Task goal: All of the lines below are to be printed again exactly; images are excluded from the output.

▽

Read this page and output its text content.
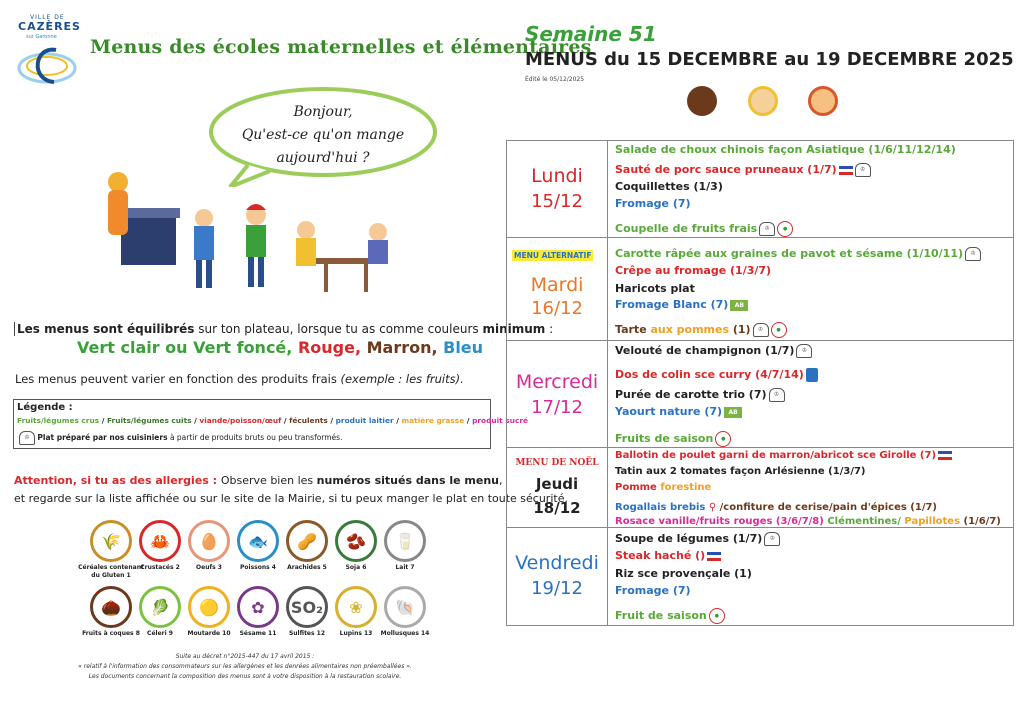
VILLE DE
CAZÈRES
sur Garonne Menus des écoles maternelles et élémentaires
Semaine 51
MENUS du 15 DECEMBRE au 19 DECEMBRE 2025
Édité le 05/12/2025
Bonjour,
Qu'est-ce qu'on mange
aujourd'hui ?
Les menus sont équilibrés sur ton plateau, lorsque tu as comme couleurs minimum :
Vert clair ou Vert foncé, Rouge, Marron, Bleu
Les menus peuvent varier en fonction des produits frais (exemple : les fruits).
Légende :
Fruits/légumes crus / Fruits/légumes cuits / viande/poisson/œuf / féculents / produit laitier / matière grasse / produit sucré
♔ Plat préparé par nos cuisiniers à partir de produits bruts ou peu transformés.
Attention, si tu as des allergies : Observe bien les numéros situés dans le menu,
et regarde sur la liste affichée ou sur le site de la Mairie, si tu peux manger le plat en toute sécurité.
🌾
Céréales contenant du Gluten 1
🦀
Crustacés 2
🥚
Oeufs 3
🐟
Poissons 4
🥜
Arachides 5
🫘
Soja 6
🥛
Lait 7
🌰
Fruits à coques 8
🥬
Céleri 9
🟡
Moutarde 10
✿
Sésame 11
SO₂
Sulfites 12
❀
Lupins 13
🐚
Mollusques 14
Suite au décret n°2015-447 du 17 avril 2015 :
« relatif à l'information des consommateurs sur les allergènes et les denrées alimentaires non préemballées ».
Les documents concernant la composition des menus sont à votre disposition à la restauration scolaire.
Lundi
15/12
Salade de choux chinois façon Asiatique (1/6/11/12/14)
Sauté de porc sauce pruneaux (1/7)	♔
Coquillettes (1/3)
Fromage (7)
Coupelle de fruits frais ♔	●
MENU ALTERNATIF
Mardi
16/12
Carotte râpée aux graines de pavot et sésame (1/10/11) ♔
Crêpe au fromage (1/3/7)
Haricots plat
Fromage Blanc (7) AB
Tarte aux pommes (1) ♔	●
Mercredi
17/12
Velouté de champignon (1/7) ♔
Dos de colin sce curry (4/7/14)
Purée de carotte trio (7) ♔
Yaourt nature (7) AB
Fruits de saison ●
MENU DE NOËL
Jeudi
18/12
Ballotin de poulet garni de marron/abricot sce Girolle (7)
Tatin aux 2 tomates façon Arlésienne (1/3/7)
Pomme forestine
Rogallais brebis ⚲ /confiture de cerise/pain d'épices (1/7)
Rosace vanille/fruits rouges (3/6/7/8) Clémentines/ Papillotes (1/6/7)
Vendredi
19/12
Soupe de légumes (1/7) ♔
Steak haché ()
Riz sce provençale (1)
Fromage (7)
Fruit de saison ●
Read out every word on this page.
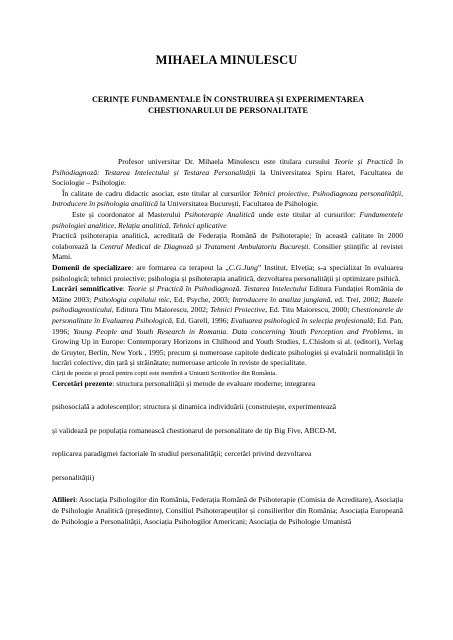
MIHAELA MINULESCU
CERINȚE FUNDAMENTALE ÎN CONSTRUIREA ȘI EXPERIMENTAREA
CHESTIONARULUI DE PERSONALITATE

Profesor universitar Dr. Mihaela Minulescu este titulara cursului Teorie și Practică în Psihodiagnoză: Testarea Intelectului și Testarea Personalității la Universitatea Spiru Haret, Facultatea de Sociologie – Psihologie.

În calitate de cadru didactic asociat, este titular al cursurilor Tehnici proiective, Psihodiagnoza personalității, Introducere în psihologia analitică la Universitatea București, Facultatea de Psihologie.

Este și coordonator al Masterului Psihoterapie Analitică unde este titular al cursurilor: Fundamentele psihologiei analitice, Relația analitică, Tehnici aplicative

Practică psihoterapia analitică, acreditată de Federația Română de Psihoterapie; în această calitate în 2000 colaborează la Centrul Medical de Diagnoză și Tratament Ambulatoriu București. Consilier științific al revistei Mami.

Domenii de specializare: are formarea ca terapeut la „C.G.Jung” Institut, Elveția; s-a specializat în evaluarea psihologică; tehnici proiective; psihologia și psihoterapia analitică, dezvoltarea personalității și optimizare psihică.

Lucrări semnificative: Teorie și Practică în Psihodiagnoză. Testarea Intelectului Editura Fundației România de Mâine 2003; Psihologia copilului mic, Ed. Psyche, 2003; Introducere în analiza jungiană, ed. Trei, 2002; Bazele psihodiagnosticului, Editura Titu Maiorescu, 2002; Tehnici Proiective, Ed. Titu Maiorescu, 2000; Chestionarele de personalitate în Evaluarea Psihologică, Ed. Garell, 1996; Evaluarea psihologică în selecția profesională; Ed. Pan, 1996; Young People and Youth Research in Romania. Data concerning Youth Perception and Problems, in Growing Up in Europe: Contemporary Horizons in Chilhood and Youth Studies, L.Chislom si al. (editori), Verlag de Gruyter, Berlin, New York , 1995; precum și numeroase capitole dedicate psihologiei și evaluării normalității în lucrări colective, din țară și străinătate; numeroase articole în reviste de specialitate.

Cărți de poezie și proză pentru copii este membră a Uniunii Scriitorilor din România.

Cercetări prezente: structura personalității și metode de evaluare moderne; integrarea

psihosocială a adolescenților; structura și dinamica individuării (construiește, experimentează

și validează pe populația romanească chestionarul de personalitate de tip Big Five, ABCD-M,

replicarea paradigmei factoriale în studiul personalității; cercetări privind dezvoltarea

personalității)

Afilieri: Asociația Psihologilor din România, Federația Română de Psihoterapie (Comisia de Acreditare), Asociația de Psihologie Analitică (președinte), Consiliul Psihoterapeuților și consilierilor din România; Asociația Europeană de Psihologie a Personalității, Asociația Psihologilor Americani; Asociația de Psihologie Umanistă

△

The output:
Read this page and output its text content.
VILLE DE
CAZÈRES
sur Garonne Menus des écoles maternelles et élémentaires
Semaine 51
MENUS du 15 DECEMBRE au 19 DECEMBRE 2025
Édité le 05/12/2025
Bonjour,
Qu'est-ce qu'on mange
aujourd'hui ?
Les menus sont équilibrés sur ton plateau, lorsque tu as comme couleurs minimum :
Vert clair ou Vert foncé, Rouge, Marron, Bleu
Les menus peuvent varier en fonction des produits frais (exemple : les fruits).
Légende :
Fruits/légumes crus / Fruits/légumes cuits / viande/poisson/œuf / féculents / produit laitier / matière grasse / produit sucré
♔ Plat préparé par nos cuisiniers à partir de produits bruts ou peu transformés.
Attention, si tu as des allergies : Observe bien les numéros situés dans le menu,
et regarde sur la liste affichée ou sur le site de la Mairie, si tu peux manger le plat en toute sécurité.
🌾
Céréales contenant du Gluten 1
🦀
Crustacés 2
🥚
Oeufs 3
🐟
Poissons 4
🥜
Arachides 5
🫘
Soja 6
🥛
Lait 7
🌰
Fruits à coques 8
🥬
Céleri 9
🟡
Moutarde 10
✿
Sésame 11
SO₂
Sulfites 12
❀
Lupins 13
🐚
Mollusques 14
Suite au décret n°2015-447 du 17 avril 2015 :
« relatif à l'information des consommateurs sur les allergènes et les denrées alimentaires non préemballées ».
Les documents concernant la composition des menus sont à votre disposition à la restauration scolaire.
Lundi
15/12
Salade de choux chinois façon Asiatique (1/6/11/12/14)
Sauté de porc sauce pruneaux (1/7)	♔
Coquillettes (1/3)
Fromage (7)
Coupelle de fruits frais ♔	●
MENU ALTERNATIF
Mardi
16/12
Carotte râpée aux graines de pavot et sésame (1/10/11) ♔
Crêpe au fromage (1/3/7)
Haricots plat
Fromage Blanc (7) AB
Tarte aux pommes (1) ♔	●
Mercredi
17/12
Velouté de champignon (1/7) ♔
Dos de colin sce curry (4/7/14)
Purée de carotte trio (7) ♔
Yaourt nature (7) AB
Fruits de saison ●
MENU DE NOËL
Jeudi
18/12
Ballotin de poulet garni de marron/abricot sce Girolle (7)
Tatin aux 2 tomates façon Arlésienne (1/3/7)
Pomme forestine
Rogallais brebis ⚲ /confiture de cerise/pain d'épices (1/7)
Rosace vanille/fruits rouges (3/6/7/8) Clémentines/ Papillotes (1/6/7)
Vendredi
19/12
Soupe de légumes (1/7) ♔
Steak haché ()
Riz sce provençale (1)
Fromage (7)
Fruit de saison ●
Read out every word on this page.
MIHAELA MINULESCU
CERINȚE FUNDAMENTALE ÎN CONSTRUIREA ȘI EXPERIMENTAREA
CHESTIONARULUI DE PERSONALITATE

Profesor universitar Dr. Mihaela Minulescu este titulara cursului Teorie și Practică în Psihodiagnoză: Testarea Intelectului și Testarea Personalității la Universitatea Spiru Haret, Facultatea de Sociologie – Psihologie.

În calitate de cadru didactic asociat, este titular al cursurilor Tehnici proiective, Psihodiagnoza personalității, Introducere în psihologia analitică la Universitatea București, Facultatea de Psihologie.

Este și coordonator al Masterului Psihoterapie Analitică unde este titular al cursurilor: Fundamentele psihologiei analitice, Relația analitică, Tehnici aplicative

Practică psihoterapia analitică, acreditată de Federația Română de Psihoterapie; în această calitate în 2000 colaborează la Centrul Medical de Diagnoză și Tratament Ambulatoriu București. Consilier științific al revistei Mami.

Domenii de specializare: are formarea ca terapeut la „C.G.Jung” Institut, Elveția; s-a specializat în evaluarea psihologică; tehnici proiective; psihologia și psihoterapia analitică, dezvoltarea personalității și optimizare psihică.

Lucrări semnificative: Teorie și Practică în Psihodiagnoză. Testarea Intelectului Editura Fundației România de Mâine 2003; Psihologia copilului mic, Ed. Psyche, 2003; Introducere în analiza jungiană, ed. Trei, 2002; Bazele psihodiagnosticului, Editura Titu Maiorescu, 2002; Tehnici Proiective, Ed. Titu Maiorescu, 2000; Chestionarele de personalitate în Evaluarea Psihologică, Ed. Garell, 1996; Evaluarea psihologică în selecția profesională; Ed. Pan, 1996; Young People and Youth Research in Romania. Data concerning Youth Perception and Problems, in Growing Up in Europe: Contemporary Horizons in Chilhood and Youth Studies, L.Chislom si al. (editori), Verlag de Gruyter, Berlin, New York , 1995; precum și numeroase capitole dedicate psihologiei și evaluării normalității în lucrări colective, din țară și străinătate; numeroase articole în reviste de specialitate.

Cărți de poezie și proză pentru copii este membră a Uniunii Scriitorilor din România.

Cercetări prezente: structura personalității și metode de evaluare moderne; integrarea

psihosocială a adolescenților; structura și dinamica individuării (construiește, experimentează

și validează pe populația romanească chestionarul de personalitate de tip Big Five, ABCD-M,

replicarea paradigmei factoriale în studiul personalității; cercetări privind dezvoltarea

personalității)

Afilieri: Asociația Psihologilor din România, Federația Română de Psihoterapie (Comisia de Acreditare), Asociația de Psihologie Analitică (președinte), Consiliul Psihoterapeuților și consilierilor din România; Asociația Europeană de Psihologie a Personalității, Asociația Psihologilor Americani; Asociația de Psihologie Umanistă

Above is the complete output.